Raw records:
--- BEGIN ---

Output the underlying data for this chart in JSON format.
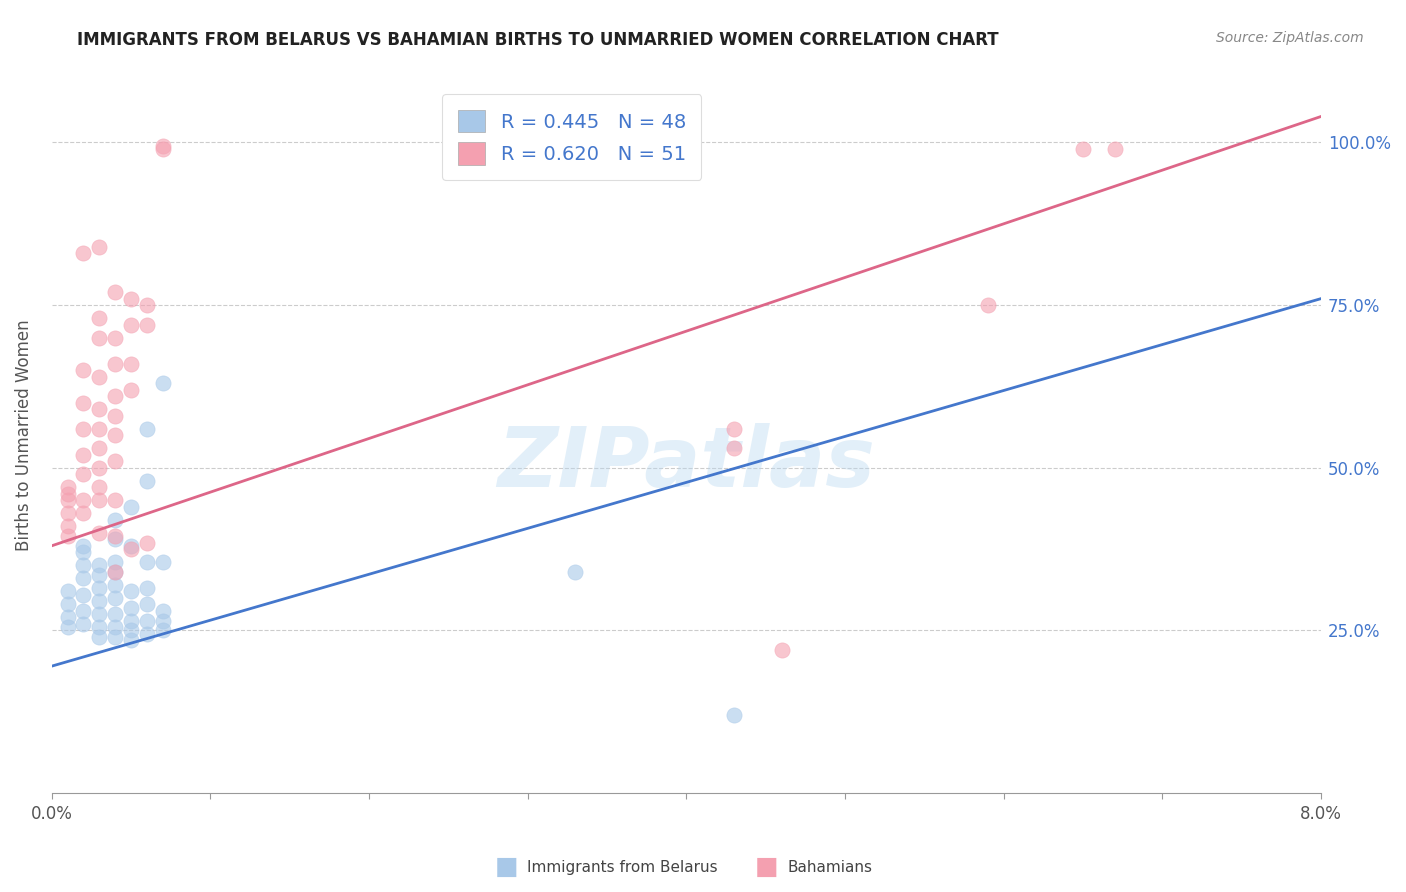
{
  "title": "IMMIGRANTS FROM BELARUS VS BAHAMIAN BIRTHS TO UNMARRIED WOMEN CORRELATION CHART",
  "source": "Source: ZipAtlas.com",
  "ylabel": "Births to Unmarried Women",
  "legend1_label": "Immigrants from Belarus",
  "legend2_label": "Bahamians",
  "R1": 0.445,
  "N1": 48,
  "R2": 0.62,
  "N2": 51,
  "watermark": "ZIPatlas",
  "blue_color": "#a8c8e8",
  "pink_color": "#f4a0b0",
  "blue_line_color": "#4477cc",
  "pink_line_color": "#dd6688",
  "blue_scatter": [
    [
      0.001,
      0.29
    ],
    [
      0.001,
      0.27
    ],
    [
      0.001,
      0.255
    ],
    [
      0.001,
      0.31
    ],
    [
      0.002,
      0.33
    ],
    [
      0.002,
      0.35
    ],
    [
      0.002,
      0.37
    ],
    [
      0.002,
      0.38
    ],
    [
      0.002,
      0.305
    ],
    [
      0.002,
      0.28
    ],
    [
      0.002,
      0.26
    ],
    [
      0.003,
      0.35
    ],
    [
      0.003,
      0.335
    ],
    [
      0.003,
      0.315
    ],
    [
      0.003,
      0.295
    ],
    [
      0.003,
      0.275
    ],
    [
      0.003,
      0.255
    ],
    [
      0.003,
      0.24
    ],
    [
      0.004,
      0.42
    ],
    [
      0.004,
      0.39
    ],
    [
      0.004,
      0.355
    ],
    [
      0.004,
      0.34
    ],
    [
      0.004,
      0.32
    ],
    [
      0.004,
      0.3
    ],
    [
      0.004,
      0.275
    ],
    [
      0.004,
      0.255
    ],
    [
      0.004,
      0.24
    ],
    [
      0.005,
      0.44
    ],
    [
      0.005,
      0.38
    ],
    [
      0.005,
      0.31
    ],
    [
      0.005,
      0.285
    ],
    [
      0.005,
      0.265
    ],
    [
      0.005,
      0.25
    ],
    [
      0.005,
      0.235
    ],
    [
      0.006,
      0.56
    ],
    [
      0.006,
      0.48
    ],
    [
      0.006,
      0.355
    ],
    [
      0.006,
      0.315
    ],
    [
      0.006,
      0.29
    ],
    [
      0.006,
      0.265
    ],
    [
      0.006,
      0.245
    ],
    [
      0.007,
      0.63
    ],
    [
      0.007,
      0.355
    ],
    [
      0.007,
      0.28
    ],
    [
      0.007,
      0.265
    ],
    [
      0.007,
      0.25
    ],
    [
      0.033,
      0.34
    ],
    [
      0.043,
      0.12
    ]
  ],
  "pink_scatter": [
    [
      0.001,
      0.43
    ],
    [
      0.001,
      0.45
    ],
    [
      0.001,
      0.46
    ],
    [
      0.001,
      0.47
    ],
    [
      0.001,
      0.395
    ],
    [
      0.001,
      0.41
    ],
    [
      0.002,
      0.83
    ],
    [
      0.002,
      0.65
    ],
    [
      0.002,
      0.6
    ],
    [
      0.002,
      0.56
    ],
    [
      0.002,
      0.52
    ],
    [
      0.002,
      0.49
    ],
    [
      0.002,
      0.45
    ],
    [
      0.002,
      0.43
    ],
    [
      0.003,
      0.84
    ],
    [
      0.003,
      0.73
    ],
    [
      0.003,
      0.7
    ],
    [
      0.003,
      0.64
    ],
    [
      0.003,
      0.59
    ],
    [
      0.003,
      0.56
    ],
    [
      0.003,
      0.53
    ],
    [
      0.003,
      0.5
    ],
    [
      0.003,
      0.47
    ],
    [
      0.003,
      0.45
    ],
    [
      0.003,
      0.4
    ],
    [
      0.004,
      0.77
    ],
    [
      0.004,
      0.7
    ],
    [
      0.004,
      0.66
    ],
    [
      0.004,
      0.61
    ],
    [
      0.004,
      0.58
    ],
    [
      0.004,
      0.55
    ],
    [
      0.004,
      0.51
    ],
    [
      0.004,
      0.45
    ],
    [
      0.004,
      0.395
    ],
    [
      0.004,
      0.34
    ],
    [
      0.005,
      0.76
    ],
    [
      0.005,
      0.72
    ],
    [
      0.005,
      0.66
    ],
    [
      0.005,
      0.62
    ],
    [
      0.005,
      0.375
    ],
    [
      0.006,
      0.75
    ],
    [
      0.006,
      0.72
    ],
    [
      0.006,
      0.385
    ],
    [
      0.007,
      0.995
    ],
    [
      0.007,
      0.99
    ],
    [
      0.043,
      0.56
    ],
    [
      0.043,
      0.53
    ],
    [
      0.046,
      0.22
    ],
    [
      0.059,
      0.75
    ],
    [
      0.065,
      0.99
    ],
    [
      0.067,
      0.99
    ]
  ],
  "xlim": [
    0.0,
    0.08
  ],
  "ylim": [
    0.0,
    1.1
  ],
  "blue_line_x": [
    0.0,
    0.08
  ],
  "blue_line_y": [
    0.195,
    0.76
  ],
  "pink_line_x": [
    0.0,
    0.08
  ],
  "pink_line_y": [
    0.38,
    1.04
  ],
  "xtick_positions": [
    0.0,
    0.01,
    0.02,
    0.03,
    0.04,
    0.05,
    0.06,
    0.07,
    0.08
  ],
  "ytick_positions": [
    0.25,
    0.5,
    0.75,
    1.0
  ],
  "ytick_labels": [
    "25.0%",
    "50.0%",
    "75.0%",
    "100.0%"
  ]
}
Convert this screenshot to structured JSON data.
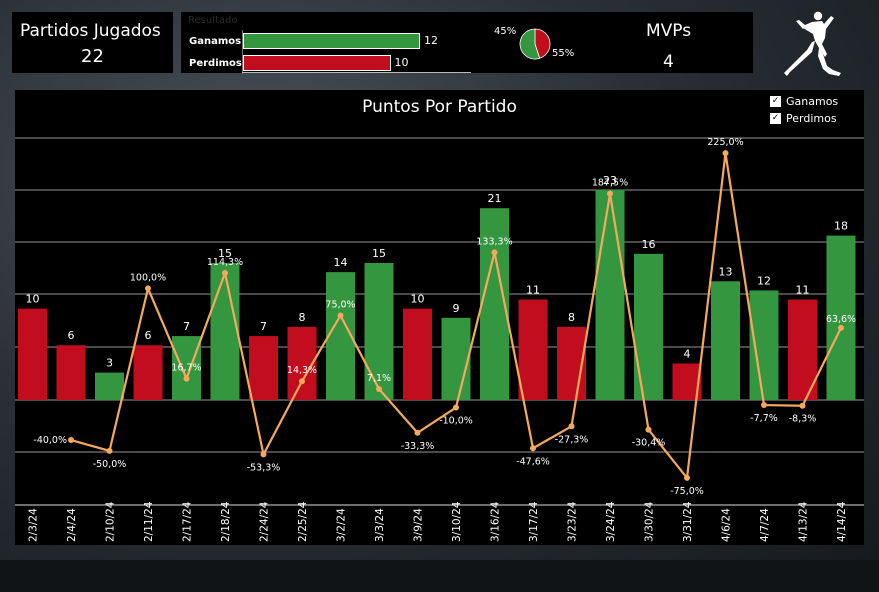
{
  "kpi_games": {
    "title": "Partidos Jugados",
    "value": "22"
  },
  "result": {
    "title": "Resultado",
    "rows": [
      {
        "label": "Ganamos",
        "value": 12,
        "color": "#34963f"
      },
      {
        "label": "Perdimos",
        "value": 10,
        "color": "#c10d1e"
      }
    ]
  },
  "pie": {
    "slices": [
      {
        "label": "45%",
        "fraction": 0.45,
        "color": "#c10d1e"
      },
      {
        "label": "55%",
        "fraction": 0.55,
        "color": "#34963f"
      }
    ]
  },
  "mvps": {
    "title": "MVPs",
    "value": "4"
  },
  "logo_icon": "jumpman-logo",
  "legend": [
    {
      "label": "Ganamos",
      "checked": true
    },
    {
      "label": "Perdimos",
      "checked": true
    }
  ],
  "chart_data": {
    "type": "bar",
    "title": "Puntos Por Partido",
    "categories": [
      "2/3/24",
      "2/4/24",
      "2/10/24",
      "2/11/24",
      "2/17/24",
      "2/18/24",
      "2/24/24",
      "2/25/24",
      "3/2/24",
      "3/3/24",
      "3/9/24",
      "3/10/24",
      "3/16/24",
      "3/17/24",
      "3/23/24",
      "3/24/24",
      "3/30/24",
      "3/31/24",
      "4/6/24",
      "4/7/24",
      "4/13/24",
      "4/14/24"
    ],
    "values": [
      10,
      6,
      3,
      6,
      7,
      15,
      7,
      8,
      14,
      15,
      10,
      9,
      21,
      11,
      8,
      23,
      16,
      4,
      13,
      12,
      11,
      18
    ],
    "results": [
      "Perdimos",
      "Perdimos",
      "Ganamos",
      "Perdimos",
      "Ganamos",
      "Ganamos",
      "Perdimos",
      "Perdimos",
      "Ganamos",
      "Ganamos",
      "Perdimos",
      "Ganamos",
      "Ganamos",
      "Perdimos",
      "Perdimos",
      "Ganamos",
      "Ganamos",
      "Perdimos",
      "Ganamos",
      "Ganamos",
      "Perdimos",
      "Ganamos"
    ],
    "value_labels": [
      "10",
      "6",
      "3",
      "6",
      "7",
      "15",
      "7",
      "8",
      "14",
      "15",
      "10",
      "9",
      "21",
      "11",
      "8",
      "23",
      "16",
      "4",
      "13",
      "12",
      "11",
      "18"
    ],
    "pct_change": [
      null,
      -40.0,
      -50.0,
      100.0,
      16.7,
      114.3,
      -53.3,
      14.3,
      75.0,
      7.1,
      -33.3,
      -10.0,
      133.3,
      -47.6,
      -27.3,
      187.5,
      -30.4,
      -75.0,
      225.0,
      -7.7,
      -8.3,
      63.6
    ],
    "pct_labels": [
      "",
      "-40,0%",
      "-50,0%",
      "100,0%",
      "16,7%",
      "114,3%",
      "-53,3%",
      "14,3%",
      "75,0%",
      "7,1%",
      "-33,3%",
      "-10,0%",
      "133,3%",
      "-47,6%",
      "-27,3%",
      "187,5%",
      "-30,4%",
      "-75,0%",
      "225,0%",
      "-7,7%",
      "-8,3%",
      "63,6%"
    ],
    "bar_ylim": [
      0,
      30
    ],
    "pct_ylim": [
      -100,
      250
    ],
    "colors": {
      "Ganamos": "#34963f",
      "Perdimos": "#c10d1e",
      "line": "#f5a95c"
    },
    "grid": true,
    "legend_position": "top-right"
  }
}
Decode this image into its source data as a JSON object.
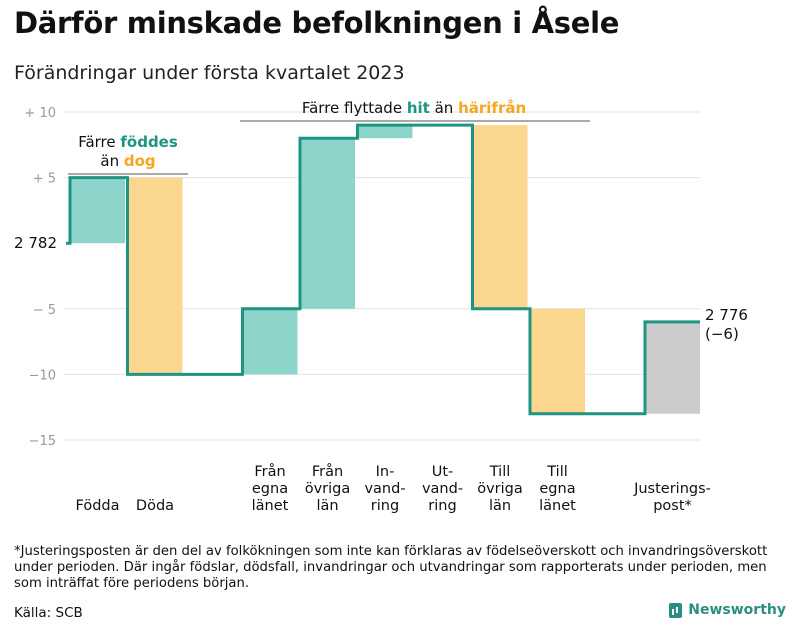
{
  "title": "Därför minskade befolkningen i Åsele",
  "subtitle": "Förändringar under första kvartalet 2023",
  "footnote": "*Justeringsposten är den del av folkökningen som inte kan förklaras av födelseöverskott och invandringsöverskott under perioden. Där ingår födslar, dödsfall, invandringar och utvandringar som rapporterats under perioden, men som inträffat före periodens början.",
  "source": "Källa: SCB",
  "brand": "Newsworthy",
  "colors": {
    "gain": "#8dd5cb",
    "loss": "#fbd68f",
    "adjust": "#cccccc",
    "line": "#1e9483",
    "grid": "#e2e2e2",
    "accent_green": "#1e9483",
    "accent_orange": "#f5a623"
  },
  "chart_data": {
    "type": "waterfall",
    "title": "Därför minskade befolkningen i Åsele",
    "subtitle": "Förändringar under första kvartalet 2023",
    "ylim": [
      -15,
      10
    ],
    "yticks": [
      10,
      5,
      -5,
      -10,
      -15
    ],
    "ytick_labels": [
      "+ 10",
      "+ 5",
      "− 5",
      "−10",
      "−15"
    ],
    "start_label": "2 782",
    "end_label": [
      "2 776",
      "(−6)"
    ],
    "start_value": 0,
    "steps": [
      {
        "label": "Födda",
        "value": 5,
        "kind": "gain"
      },
      {
        "label": "Döda",
        "value": -15,
        "kind": "loss"
      },
      {
        "label": "Från egna länet",
        "value": 5,
        "kind": "gain"
      },
      {
        "label": "Från övriga län",
        "value": 13,
        "kind": "gain"
      },
      {
        "label": "Invandring",
        "value": 1,
        "kind": "gain"
      },
      {
        "label": "Utvandring",
        "value": 0,
        "kind": "loss"
      },
      {
        "label": "Till övriga län",
        "value": -14,
        "kind": "loss"
      },
      {
        "label": "Till egna länet",
        "value": -8,
        "kind": "loss"
      },
      {
        "label": "Justeringspost*",
        "value": 7,
        "kind": "adjust"
      }
    ],
    "category_labels": [
      [
        "Födda"
      ],
      [
        "Döda"
      ],
      [
        "Från",
        "egna",
        "länet"
      ],
      [
        "Från",
        "övriga",
        "län"
      ],
      [
        "In-",
        "vand-",
        "ring"
      ],
      [
        "Ut-",
        "vand-",
        "ring"
      ],
      [
        "Till",
        "övriga",
        "län"
      ],
      [
        "Till",
        "egna",
        "länet"
      ],
      [
        "Justerings-",
        "post*"
      ]
    ],
    "annotations": [
      {
        "parts": [
          {
            "text": "Färre ",
            "color": "dark"
          },
          {
            "text": "föddes",
            "color": "green"
          }
        ],
        "line2": [
          {
            "text": "än ",
            "color": "dark"
          },
          {
            "text": "dog",
            "color": "orange"
          }
        ]
      },
      {
        "parts": [
          {
            "text": "Färre flyttade ",
            "color": "dark"
          },
          {
            "text": "hit",
            "color": "green"
          },
          {
            "text": " än ",
            "color": "dark"
          },
          {
            "text": "härifrån",
            "color": "orange"
          }
        ]
      }
    ]
  }
}
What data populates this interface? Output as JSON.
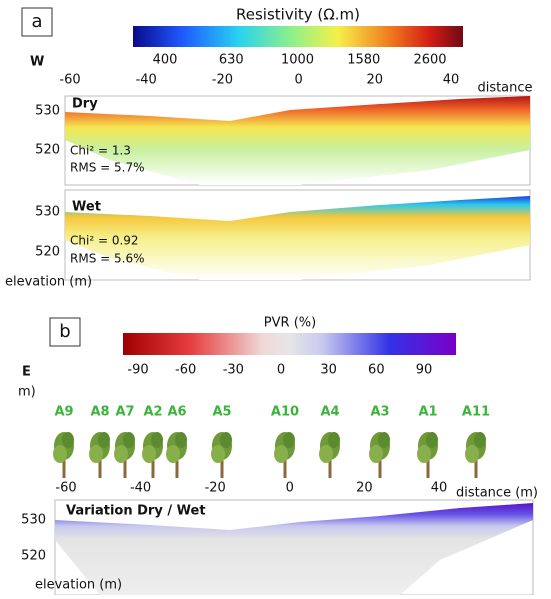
{
  "panel_a": {
    "label": "a",
    "colorbar": {
      "title": "Resistivity (Ω.m)",
      "ticks": [
        "400",
        "630",
        "1000",
        "1580",
        "2600"
      ]
    },
    "orientation": "W",
    "distance_label": "distance",
    "x_ticks": [
      "-60",
      "-40",
      "-20",
      "0",
      "20",
      "40"
    ],
    "sections": [
      {
        "title": "Dry",
        "stats": [
          "Chi² = 1.3",
          "RMS = 5.7%"
        ],
        "y_ticks": [
          "530",
          "520"
        ]
      },
      {
        "title": "Wet",
        "stats": [
          "Chi² = 0.92",
          "RMS = 5.6%"
        ],
        "y_ticks": [
          "530",
          "520"
        ]
      }
    ],
    "elevation_label": "elevation (m)"
  },
  "panel_b": {
    "label": "b",
    "colorbar": {
      "title": "PVR (%)",
      "ticks": [
        "-90",
        "-60",
        "-30",
        "0",
        "30",
        "60",
        "90"
      ]
    },
    "orientation": "E",
    "partial_label": "m)",
    "trees": [
      "A9",
      "A8",
      "A7",
      "A2",
      "A6",
      "A5",
      "A10",
      "A4",
      "A3",
      "A1",
      "A11"
    ],
    "x_ticks": [
      "-60",
      "-40",
      "-20",
      "0",
      "20",
      "40"
    ],
    "distance_label": "distance (m)",
    "section_title": "Variation Dry / Wet",
    "y_ticks": [
      "530",
      "520"
    ],
    "elevation_label": "elevation (m)"
  }
}
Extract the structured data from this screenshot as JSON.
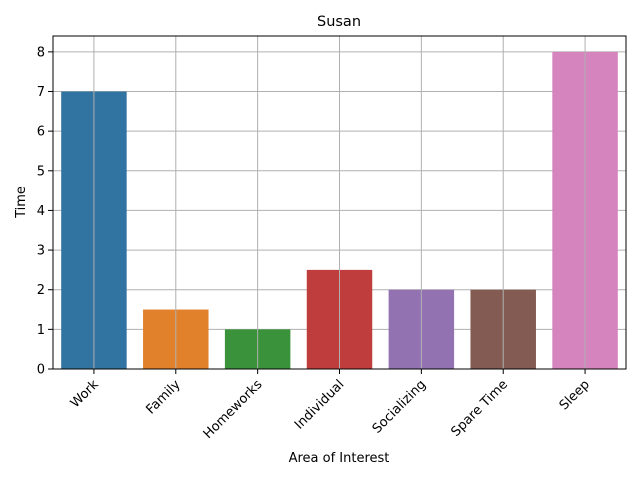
{
  "chart_data": {
    "type": "bar",
    "title": "Susan",
    "xlabel": "Area of Interest",
    "ylabel": "Time",
    "categories": [
      "Work",
      "Family",
      "Homeworks",
      "Individual",
      "Socializing",
      "Spare Time",
      "Sleep"
    ],
    "values": [
      7,
      1.5,
      1,
      2.5,
      2,
      2,
      8
    ],
    "colors": [
      "#3274a1",
      "#e1812c",
      "#3a923a",
      "#c03d3e",
      "#9372b2",
      "#845b53",
      "#d684bd"
    ],
    "ylim": [
      0,
      8.4
    ],
    "yticks": [
      "0",
      "1",
      "2",
      "3",
      "4",
      "5",
      "6",
      "7",
      "8"
    ],
    "grid": true,
    "xtick_rotation": 45
  }
}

--- END ---

TASK TO CARRY OUT - Scan the material for lines with the word "ylabel", and copy each line you find.

RESPONSE TO THIS TASK -
  "ylabel": "Births to Unmarried Women",
    "ylabel": "Time",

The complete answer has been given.